- **What the exercise asks**
Copy whichever lines contain the string "الباقي".
+++ Records shown +++
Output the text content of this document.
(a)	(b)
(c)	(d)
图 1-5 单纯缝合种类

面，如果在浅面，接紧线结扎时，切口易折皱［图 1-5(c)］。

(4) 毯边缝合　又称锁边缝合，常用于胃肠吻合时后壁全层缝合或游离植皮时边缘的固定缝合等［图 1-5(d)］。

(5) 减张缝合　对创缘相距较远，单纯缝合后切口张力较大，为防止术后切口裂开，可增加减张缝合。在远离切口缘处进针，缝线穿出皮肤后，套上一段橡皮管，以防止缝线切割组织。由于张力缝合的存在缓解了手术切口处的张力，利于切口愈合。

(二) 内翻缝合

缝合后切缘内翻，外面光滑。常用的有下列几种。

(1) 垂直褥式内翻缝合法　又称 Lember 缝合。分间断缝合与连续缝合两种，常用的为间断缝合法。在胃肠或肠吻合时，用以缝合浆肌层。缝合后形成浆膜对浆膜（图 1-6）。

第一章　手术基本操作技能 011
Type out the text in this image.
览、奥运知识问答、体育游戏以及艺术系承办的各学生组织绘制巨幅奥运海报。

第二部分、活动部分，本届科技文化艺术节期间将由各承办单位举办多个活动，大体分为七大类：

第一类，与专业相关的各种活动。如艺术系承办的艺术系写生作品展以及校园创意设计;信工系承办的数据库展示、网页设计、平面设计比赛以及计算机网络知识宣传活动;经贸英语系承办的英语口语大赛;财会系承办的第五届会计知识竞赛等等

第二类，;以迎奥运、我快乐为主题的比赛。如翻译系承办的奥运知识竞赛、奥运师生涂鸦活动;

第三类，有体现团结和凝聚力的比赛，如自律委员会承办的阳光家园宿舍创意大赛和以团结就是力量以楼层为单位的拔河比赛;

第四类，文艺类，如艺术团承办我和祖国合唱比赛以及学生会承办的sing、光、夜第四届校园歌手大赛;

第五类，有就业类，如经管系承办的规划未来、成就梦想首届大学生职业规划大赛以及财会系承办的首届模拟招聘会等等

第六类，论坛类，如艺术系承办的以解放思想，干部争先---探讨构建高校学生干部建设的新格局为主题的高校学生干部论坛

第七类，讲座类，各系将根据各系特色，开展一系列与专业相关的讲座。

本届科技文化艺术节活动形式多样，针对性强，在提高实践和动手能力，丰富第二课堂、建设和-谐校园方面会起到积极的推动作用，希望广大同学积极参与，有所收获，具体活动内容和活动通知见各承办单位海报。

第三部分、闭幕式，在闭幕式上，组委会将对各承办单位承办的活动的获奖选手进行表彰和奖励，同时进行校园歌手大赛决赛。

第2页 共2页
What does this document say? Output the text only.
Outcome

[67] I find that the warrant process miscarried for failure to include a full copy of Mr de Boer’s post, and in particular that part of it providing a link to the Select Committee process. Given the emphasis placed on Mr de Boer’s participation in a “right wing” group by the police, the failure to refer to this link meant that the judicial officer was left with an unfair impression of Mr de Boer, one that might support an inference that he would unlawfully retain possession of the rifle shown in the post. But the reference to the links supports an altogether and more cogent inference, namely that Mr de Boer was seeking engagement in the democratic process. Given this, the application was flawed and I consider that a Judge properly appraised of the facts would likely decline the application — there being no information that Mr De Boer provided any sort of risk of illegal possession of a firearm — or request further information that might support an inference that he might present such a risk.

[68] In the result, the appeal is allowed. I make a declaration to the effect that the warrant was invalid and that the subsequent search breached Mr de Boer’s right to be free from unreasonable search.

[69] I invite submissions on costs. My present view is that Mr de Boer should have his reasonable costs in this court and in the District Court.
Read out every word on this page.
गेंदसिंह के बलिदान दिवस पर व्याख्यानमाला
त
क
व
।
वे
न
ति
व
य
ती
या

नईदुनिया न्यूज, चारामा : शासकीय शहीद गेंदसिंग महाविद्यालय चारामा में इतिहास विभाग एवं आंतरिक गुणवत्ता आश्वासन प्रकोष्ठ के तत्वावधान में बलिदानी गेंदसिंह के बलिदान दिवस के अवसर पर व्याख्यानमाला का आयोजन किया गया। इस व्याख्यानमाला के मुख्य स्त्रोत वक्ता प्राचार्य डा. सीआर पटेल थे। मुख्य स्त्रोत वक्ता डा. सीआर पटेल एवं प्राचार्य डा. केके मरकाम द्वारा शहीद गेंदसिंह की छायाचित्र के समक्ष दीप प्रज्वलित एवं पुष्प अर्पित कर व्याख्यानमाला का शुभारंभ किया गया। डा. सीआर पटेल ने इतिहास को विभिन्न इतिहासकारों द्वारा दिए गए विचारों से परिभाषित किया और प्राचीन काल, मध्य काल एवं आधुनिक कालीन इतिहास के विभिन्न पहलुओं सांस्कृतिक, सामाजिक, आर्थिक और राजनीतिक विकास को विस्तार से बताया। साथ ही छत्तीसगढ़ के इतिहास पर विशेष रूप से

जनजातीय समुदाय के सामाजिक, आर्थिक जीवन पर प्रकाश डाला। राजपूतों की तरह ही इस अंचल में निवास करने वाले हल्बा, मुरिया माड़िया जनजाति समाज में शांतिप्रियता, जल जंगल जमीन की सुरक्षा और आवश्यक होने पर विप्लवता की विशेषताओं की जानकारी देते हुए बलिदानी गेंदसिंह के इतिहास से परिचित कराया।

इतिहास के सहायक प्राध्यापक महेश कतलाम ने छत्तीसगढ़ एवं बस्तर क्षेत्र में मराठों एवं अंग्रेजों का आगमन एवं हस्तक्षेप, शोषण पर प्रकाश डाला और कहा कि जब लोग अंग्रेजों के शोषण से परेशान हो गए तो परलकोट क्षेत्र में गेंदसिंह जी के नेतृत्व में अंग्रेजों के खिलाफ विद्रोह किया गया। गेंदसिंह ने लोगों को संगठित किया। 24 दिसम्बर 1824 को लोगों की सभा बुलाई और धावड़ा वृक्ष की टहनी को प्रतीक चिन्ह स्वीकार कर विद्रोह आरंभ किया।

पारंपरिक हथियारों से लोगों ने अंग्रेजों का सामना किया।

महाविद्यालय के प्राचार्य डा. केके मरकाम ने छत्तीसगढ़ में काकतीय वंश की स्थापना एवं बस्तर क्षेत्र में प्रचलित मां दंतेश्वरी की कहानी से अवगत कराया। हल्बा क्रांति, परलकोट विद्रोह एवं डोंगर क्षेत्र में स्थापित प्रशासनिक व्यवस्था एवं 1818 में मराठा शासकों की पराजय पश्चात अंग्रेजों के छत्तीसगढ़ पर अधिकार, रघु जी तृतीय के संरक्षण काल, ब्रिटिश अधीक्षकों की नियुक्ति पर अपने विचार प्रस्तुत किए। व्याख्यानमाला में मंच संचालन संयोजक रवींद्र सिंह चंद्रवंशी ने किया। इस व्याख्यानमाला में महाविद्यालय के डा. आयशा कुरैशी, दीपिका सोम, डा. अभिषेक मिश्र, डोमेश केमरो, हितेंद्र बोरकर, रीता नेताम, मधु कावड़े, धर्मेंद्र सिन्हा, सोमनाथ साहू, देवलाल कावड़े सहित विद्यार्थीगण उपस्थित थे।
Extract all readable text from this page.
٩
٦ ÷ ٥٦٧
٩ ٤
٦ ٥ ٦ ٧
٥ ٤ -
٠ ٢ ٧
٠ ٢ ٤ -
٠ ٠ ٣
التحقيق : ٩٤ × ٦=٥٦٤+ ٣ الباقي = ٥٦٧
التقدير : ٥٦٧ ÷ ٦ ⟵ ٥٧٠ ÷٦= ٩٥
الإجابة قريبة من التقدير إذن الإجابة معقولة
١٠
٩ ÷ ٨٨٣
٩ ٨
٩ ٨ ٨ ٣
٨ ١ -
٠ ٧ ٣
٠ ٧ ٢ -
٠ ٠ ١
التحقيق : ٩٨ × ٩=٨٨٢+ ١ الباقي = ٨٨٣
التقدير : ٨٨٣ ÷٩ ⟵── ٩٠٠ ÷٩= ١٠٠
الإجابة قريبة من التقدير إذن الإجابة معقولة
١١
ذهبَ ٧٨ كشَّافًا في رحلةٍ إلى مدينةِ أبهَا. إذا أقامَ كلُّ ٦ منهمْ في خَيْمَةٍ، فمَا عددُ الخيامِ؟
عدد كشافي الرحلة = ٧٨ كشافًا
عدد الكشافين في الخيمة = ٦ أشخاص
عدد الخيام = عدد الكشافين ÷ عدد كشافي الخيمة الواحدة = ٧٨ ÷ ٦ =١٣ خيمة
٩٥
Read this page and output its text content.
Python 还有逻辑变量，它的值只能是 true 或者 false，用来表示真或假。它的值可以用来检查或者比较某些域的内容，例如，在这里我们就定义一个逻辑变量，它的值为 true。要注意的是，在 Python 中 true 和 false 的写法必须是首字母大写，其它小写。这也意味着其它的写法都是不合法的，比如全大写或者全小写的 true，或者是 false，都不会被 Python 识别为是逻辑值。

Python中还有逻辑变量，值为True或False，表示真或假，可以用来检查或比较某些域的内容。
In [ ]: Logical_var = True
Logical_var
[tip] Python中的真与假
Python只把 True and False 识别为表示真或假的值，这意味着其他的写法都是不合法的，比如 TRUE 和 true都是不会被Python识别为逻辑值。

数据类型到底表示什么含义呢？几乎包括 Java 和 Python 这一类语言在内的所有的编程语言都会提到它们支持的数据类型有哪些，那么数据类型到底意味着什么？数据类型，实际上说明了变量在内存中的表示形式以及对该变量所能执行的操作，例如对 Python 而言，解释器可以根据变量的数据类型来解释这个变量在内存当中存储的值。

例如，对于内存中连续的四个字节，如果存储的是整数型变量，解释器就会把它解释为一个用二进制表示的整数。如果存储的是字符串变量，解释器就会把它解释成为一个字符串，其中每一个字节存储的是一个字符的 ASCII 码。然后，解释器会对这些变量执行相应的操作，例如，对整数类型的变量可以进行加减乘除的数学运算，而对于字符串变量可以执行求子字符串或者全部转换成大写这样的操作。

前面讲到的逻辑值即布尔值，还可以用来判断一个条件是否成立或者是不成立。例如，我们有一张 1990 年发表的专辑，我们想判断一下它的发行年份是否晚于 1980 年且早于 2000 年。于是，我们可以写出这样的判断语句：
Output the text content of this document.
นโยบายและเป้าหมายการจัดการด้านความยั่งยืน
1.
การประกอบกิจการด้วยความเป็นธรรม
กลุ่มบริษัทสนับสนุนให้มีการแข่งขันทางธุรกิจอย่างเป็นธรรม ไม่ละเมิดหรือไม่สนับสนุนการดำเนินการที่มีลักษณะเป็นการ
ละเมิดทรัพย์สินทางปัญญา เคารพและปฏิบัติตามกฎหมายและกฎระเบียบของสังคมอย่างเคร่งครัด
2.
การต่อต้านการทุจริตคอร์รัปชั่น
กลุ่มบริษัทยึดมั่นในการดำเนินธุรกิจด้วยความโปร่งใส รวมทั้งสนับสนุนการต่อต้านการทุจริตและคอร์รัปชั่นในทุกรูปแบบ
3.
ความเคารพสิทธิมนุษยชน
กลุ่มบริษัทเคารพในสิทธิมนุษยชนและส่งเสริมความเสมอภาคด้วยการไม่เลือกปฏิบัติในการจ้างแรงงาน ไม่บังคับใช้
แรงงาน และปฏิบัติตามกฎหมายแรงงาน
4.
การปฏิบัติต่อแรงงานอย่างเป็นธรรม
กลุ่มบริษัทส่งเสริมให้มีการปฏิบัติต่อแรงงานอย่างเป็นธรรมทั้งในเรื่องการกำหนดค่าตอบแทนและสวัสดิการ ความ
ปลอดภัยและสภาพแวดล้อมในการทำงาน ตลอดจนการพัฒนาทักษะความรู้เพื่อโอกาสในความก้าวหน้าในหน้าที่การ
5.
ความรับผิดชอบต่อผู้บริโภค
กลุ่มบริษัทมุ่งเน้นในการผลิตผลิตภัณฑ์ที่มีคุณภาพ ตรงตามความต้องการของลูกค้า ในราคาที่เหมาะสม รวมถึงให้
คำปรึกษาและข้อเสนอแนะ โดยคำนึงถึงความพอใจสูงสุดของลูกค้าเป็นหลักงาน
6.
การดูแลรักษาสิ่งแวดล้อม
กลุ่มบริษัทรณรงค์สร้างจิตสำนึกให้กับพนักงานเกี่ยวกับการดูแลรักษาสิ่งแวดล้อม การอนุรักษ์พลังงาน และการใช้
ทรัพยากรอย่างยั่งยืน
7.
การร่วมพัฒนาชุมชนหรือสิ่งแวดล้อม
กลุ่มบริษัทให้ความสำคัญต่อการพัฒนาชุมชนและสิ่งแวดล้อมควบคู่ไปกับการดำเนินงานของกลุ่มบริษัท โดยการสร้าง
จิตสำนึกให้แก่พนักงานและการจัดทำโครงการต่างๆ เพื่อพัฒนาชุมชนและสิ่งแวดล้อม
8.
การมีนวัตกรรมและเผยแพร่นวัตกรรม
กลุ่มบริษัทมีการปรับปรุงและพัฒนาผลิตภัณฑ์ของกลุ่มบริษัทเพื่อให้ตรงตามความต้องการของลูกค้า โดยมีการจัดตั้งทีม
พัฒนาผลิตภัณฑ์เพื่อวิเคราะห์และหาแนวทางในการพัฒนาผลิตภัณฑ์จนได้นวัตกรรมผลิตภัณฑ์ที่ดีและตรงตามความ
+++
- **Exercise output**
التحقيق : ٩٤ × ٦=٥٦٤+ ٣ الباقي = ٥٦٧
التحقيق : ٩٨ × ٩=٨٨٢+ ١ الباقي = ٨٨٣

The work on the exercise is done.